**Exercise**
Transcribe the entries exactly; images are not part of the copy.

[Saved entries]
"""

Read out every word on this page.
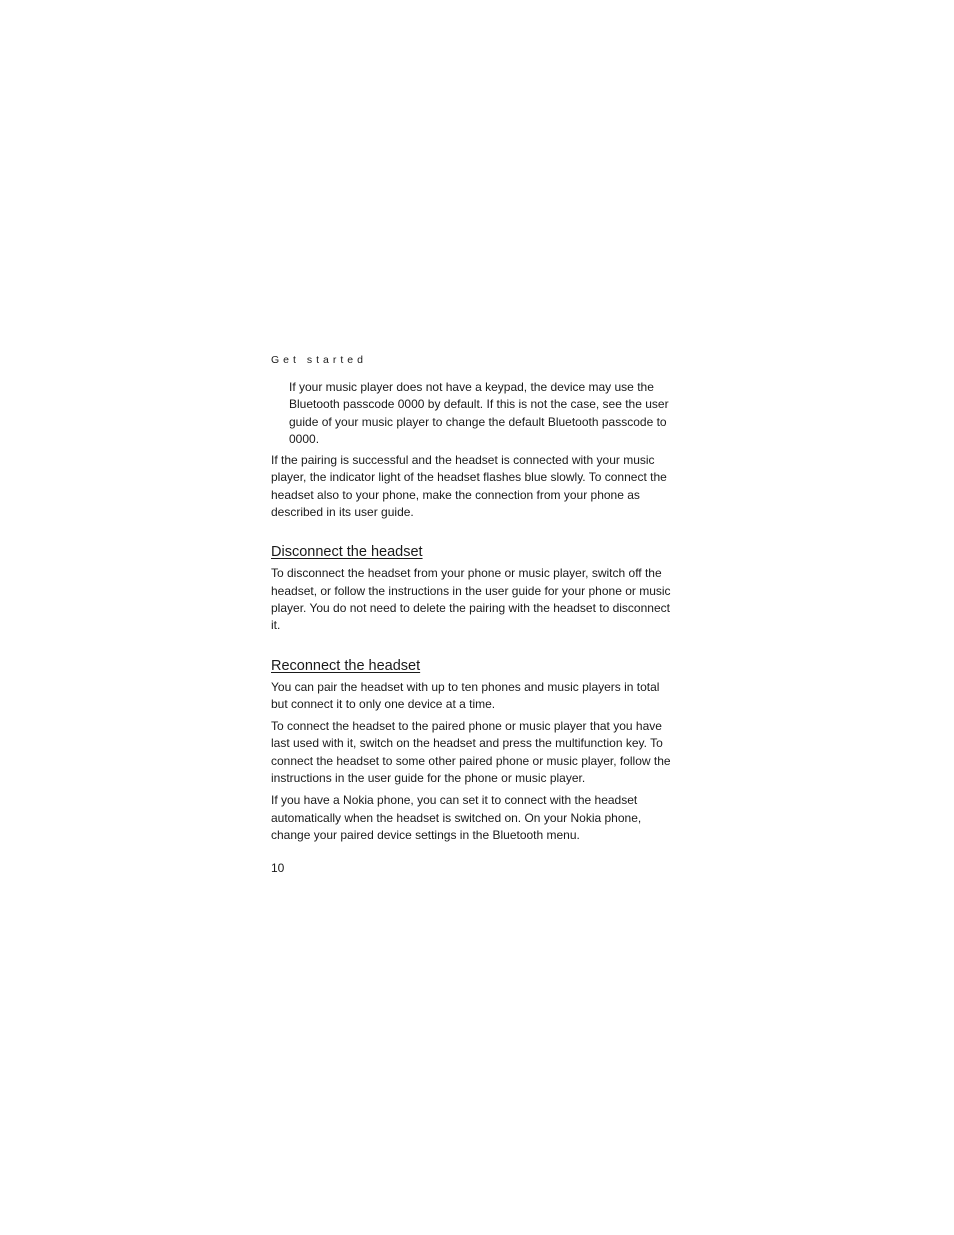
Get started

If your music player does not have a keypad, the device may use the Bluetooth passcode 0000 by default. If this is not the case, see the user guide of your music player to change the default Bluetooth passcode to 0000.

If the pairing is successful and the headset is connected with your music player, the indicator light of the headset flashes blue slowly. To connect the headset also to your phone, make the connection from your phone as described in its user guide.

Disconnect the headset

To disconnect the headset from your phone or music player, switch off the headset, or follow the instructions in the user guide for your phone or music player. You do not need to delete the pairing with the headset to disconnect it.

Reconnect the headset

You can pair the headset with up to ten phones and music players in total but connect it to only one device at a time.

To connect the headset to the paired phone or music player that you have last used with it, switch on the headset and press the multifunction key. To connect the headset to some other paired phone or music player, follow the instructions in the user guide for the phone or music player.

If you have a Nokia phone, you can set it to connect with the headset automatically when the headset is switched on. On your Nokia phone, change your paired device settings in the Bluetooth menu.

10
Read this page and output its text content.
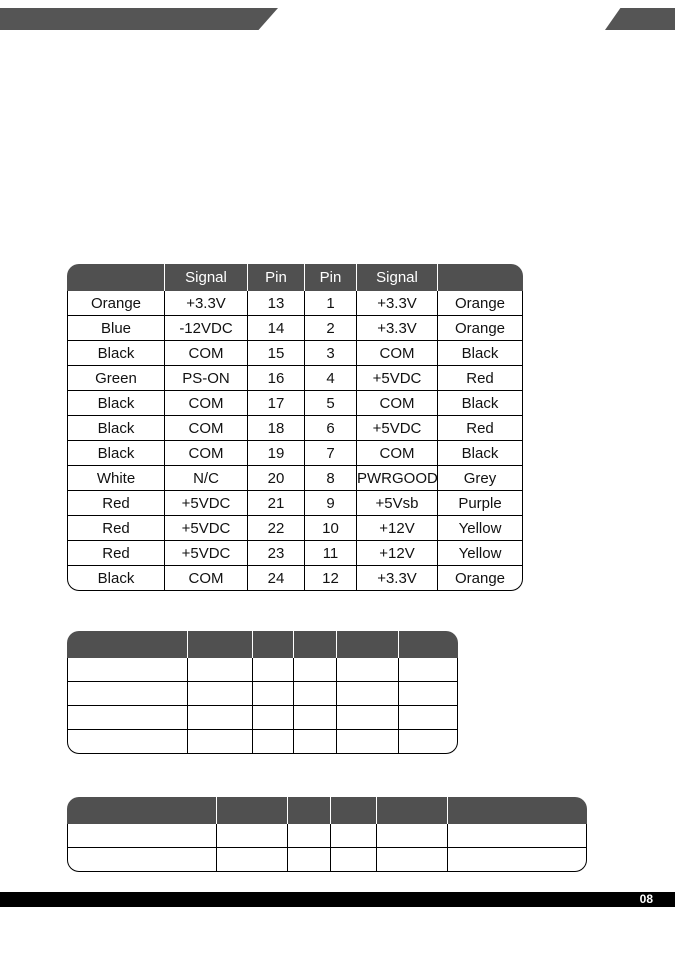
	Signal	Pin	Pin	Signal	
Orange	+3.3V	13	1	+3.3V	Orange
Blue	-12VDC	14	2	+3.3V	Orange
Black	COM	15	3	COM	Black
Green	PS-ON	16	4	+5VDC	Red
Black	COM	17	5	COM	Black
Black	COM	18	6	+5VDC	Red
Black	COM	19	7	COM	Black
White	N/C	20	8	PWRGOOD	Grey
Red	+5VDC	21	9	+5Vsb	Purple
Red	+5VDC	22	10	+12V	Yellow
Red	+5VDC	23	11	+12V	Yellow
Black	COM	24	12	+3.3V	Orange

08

"""

**Answer to this exercise**
Read out every word on this page.
Get started

If your music player does not have a keypad, the device may use the Bluetooth passcode 0000 by default. If this is not the case, see the user guide of your music player to change the default Bluetooth passcode to 0000.

If the pairing is successful and the headset is connected with your music player, the indicator light of the headset flashes blue slowly. To connect the headset also to your phone, make the connection from your phone as described in its user guide.

Disconnect the headset

To disconnect the headset from your phone or music player, switch off the headset, or follow the instructions in the user guide for your phone or music player. You do not need to delete the pairing with the headset to disconnect it.

Reconnect the headset

You can pair the headset with up to ten phones and music players in total but connect it to only one device at a time.

To connect the headset to the paired phone or music player that you have last used with it, switch on the headset and press the multifunction key. To connect the headset to some other paired phone or music player, follow the instructions in the user guide for the phone or music player.

If you have a Nokia phone, you can set it to connect with the headset automatically when the headset is switched on. On your Nokia phone, change your paired device settings in the Bluetooth menu.

10
Read this page and output its text content.
	Signal	Pin	Pin	Signal	
Orange	+3.3V	13	1	+3.3V	Orange
Blue	-12VDC	14	2	+3.3V	Orange
Black	COM	15	3	COM	Black
Green	PS-ON	16	4	+5VDC	Red
Black	COM	17	5	COM	Black
Black	COM	18	6	+5VDC	Red
Black	COM	19	7	COM	Black
White	N/C	20	8	PWRGOOD	Grey
Red	+5VDC	21	9	+5Vsb	Purple
Red	+5VDC	22	10	+12V	Yellow
Red	+5VDC	23	11	+12V	Yellow
Black	COM	24	12	+3.3V	Orange

08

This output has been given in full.